● **Given instruction**
Extract every line of the material below and reproduce it faithfully.

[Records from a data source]

>> Begin

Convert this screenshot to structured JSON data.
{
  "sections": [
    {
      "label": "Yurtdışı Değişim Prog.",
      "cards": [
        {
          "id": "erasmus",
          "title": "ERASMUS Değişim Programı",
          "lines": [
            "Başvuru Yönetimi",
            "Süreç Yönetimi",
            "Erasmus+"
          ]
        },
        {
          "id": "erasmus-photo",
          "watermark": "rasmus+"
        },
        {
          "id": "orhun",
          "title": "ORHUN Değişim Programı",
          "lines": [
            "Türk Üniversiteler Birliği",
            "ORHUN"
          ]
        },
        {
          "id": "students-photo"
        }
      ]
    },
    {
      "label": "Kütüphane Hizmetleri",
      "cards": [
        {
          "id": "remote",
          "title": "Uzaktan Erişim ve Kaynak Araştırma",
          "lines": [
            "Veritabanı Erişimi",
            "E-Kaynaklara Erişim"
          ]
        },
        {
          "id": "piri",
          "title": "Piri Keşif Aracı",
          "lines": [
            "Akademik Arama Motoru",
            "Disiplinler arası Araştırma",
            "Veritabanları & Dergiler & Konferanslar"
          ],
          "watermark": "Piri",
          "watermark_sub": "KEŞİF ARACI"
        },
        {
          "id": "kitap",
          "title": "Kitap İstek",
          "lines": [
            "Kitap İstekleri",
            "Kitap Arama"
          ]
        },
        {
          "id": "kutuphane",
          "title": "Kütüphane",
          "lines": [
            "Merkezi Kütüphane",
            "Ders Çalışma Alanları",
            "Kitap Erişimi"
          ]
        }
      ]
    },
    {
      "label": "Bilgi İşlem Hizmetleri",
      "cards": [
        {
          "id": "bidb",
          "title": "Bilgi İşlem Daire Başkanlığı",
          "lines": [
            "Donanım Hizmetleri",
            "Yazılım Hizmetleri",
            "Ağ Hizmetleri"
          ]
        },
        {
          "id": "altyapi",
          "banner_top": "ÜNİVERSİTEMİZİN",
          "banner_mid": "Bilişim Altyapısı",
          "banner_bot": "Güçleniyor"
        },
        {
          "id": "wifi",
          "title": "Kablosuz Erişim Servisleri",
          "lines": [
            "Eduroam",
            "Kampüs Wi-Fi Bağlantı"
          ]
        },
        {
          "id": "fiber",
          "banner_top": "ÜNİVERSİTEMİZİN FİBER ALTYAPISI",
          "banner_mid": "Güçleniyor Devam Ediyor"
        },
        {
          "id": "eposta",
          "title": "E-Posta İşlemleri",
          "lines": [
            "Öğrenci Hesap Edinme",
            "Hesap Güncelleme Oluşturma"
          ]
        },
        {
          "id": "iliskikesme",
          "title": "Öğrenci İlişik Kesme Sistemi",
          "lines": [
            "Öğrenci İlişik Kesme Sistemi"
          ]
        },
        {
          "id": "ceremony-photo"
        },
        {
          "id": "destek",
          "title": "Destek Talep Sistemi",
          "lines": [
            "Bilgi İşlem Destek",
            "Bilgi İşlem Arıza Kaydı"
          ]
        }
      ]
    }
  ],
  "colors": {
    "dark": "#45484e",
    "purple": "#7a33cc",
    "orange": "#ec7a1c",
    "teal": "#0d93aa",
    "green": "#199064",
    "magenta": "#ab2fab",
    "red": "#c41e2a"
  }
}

>> End

● **Exercise result**
Convert this screenshot to structured JSON data.
{
  "sections": [
    {
      "label": "Yurtdışı Değişim Prog.",
      "cards": [
        {
          "id": "erasmus",
          "title": "ERASMUS Değişim Programı",
          "lines": [
            "Başvuru Yönetimi",
            "Süreç Yönetimi",
            "Erasmus+"
          ]
        },
        {
          "id": "erasmus-photo",
          "watermark": "rasmus+"
        },
        {
          "id": "orhun",
          "title": "ORHUN Değişim Programı",
          "lines": [
            "Türk Üniversiteler Birliği",
            "ORHUN"
          ]
        },
        {
          "id": "students-photo"
        }
      ]
    },
    {
      "label": "Kütüphane Hizmetleri",
      "cards": [
        {
          "id": "remote",
          "title": "Uzaktan Erişim ve Kaynak Araştırma",
          "lines": [
            "Veritabanı Erişimi",
            "E-Kaynaklara Erişim"
          ]
        },
        {
          "id": "piri",
          "title": "Piri Keşif Aracı",
          "lines": [
            "Akademik Arama Motoru",
            "Disiplinler arası Araştırma",
            "Veritabanları & Dergiler & Konferanslar"
          ],
          "watermark": "Piri",
          "watermark_sub": "KEŞİF ARACI"
        },
        {
          "id": "kitap",
          "title": "Kitap İstek",
          "lines": [
            "Kitap İstekleri",
            "Kitap Arama"
          ]
        },
        {
          "id": "kutuphane",
          "title": "Kütüphane",
          "lines": [
            "Merkezi Kütüphane",
            "Ders Çalışma Alanları",
            "Kitap Erişimi"
          ]
        }
      ]
    },
    {
      "label": "Bilgi İşlem Hizmetleri",
      "cards": [
        {
          "id": "bidb",
          "title": "Bilgi İşlem Daire Başkanlığı",
          "lines": [
            "Donanım Hizmetleri",
            "Yazılım Hizmetleri",
            "Ağ Hizmetleri"
          ]
        },
        {
          "id": "altyapi",
          "banner_top": "ÜNİVERSİTEMİZİN",
          "banner_mid": "Bilişim Altyapısı",
          "banner_bot": "Güçleniyor"
        },
        {
          "id": "wifi",
          "title": "Kablosuz Erişim Servisleri",
          "lines": [
            "Eduroam",
            "Kampüs Wi-Fi Bağlantı"
          ]
        },
        {
          "id": "fiber",
          "banner_top": "ÜNİVERSİTEMİZİN FİBER ALTYAPISI",
          "banner_mid": "Güçleniyor Devam Ediyor"
        },
        {
          "id": "eposta",
          "title": "E-Posta İşlemleri",
          "lines": [
            "Öğrenci Hesap Edinme",
            "Hesap Güncelleme Oluşturma"
          ]
        },
        {
          "id": "iliskikesme",
          "title": "Öğrenci İlişik Kesme Sistemi",
          "lines": [
            "Öğrenci İlişik Kesme Sistemi"
          ]
        },
        {
          "id": "ceremony-photo"
        },
        {
          "id": "destek",
          "title": "Destek Talep Sistemi",
          "lines": [
            "Bilgi İşlem Destek",
            "Bilgi İşlem Arıza Kaydı"
          ]
        }
      ]
    }
  ],
  "colors": {
    "dark": "#45484e",
    "purple": "#7a33cc",
    "orange": "#ec7a1c",
    "teal": "#0d93aa",
    "green": "#199064",
    "magenta": "#ab2fab",
    "red": "#c41e2a"
  }
}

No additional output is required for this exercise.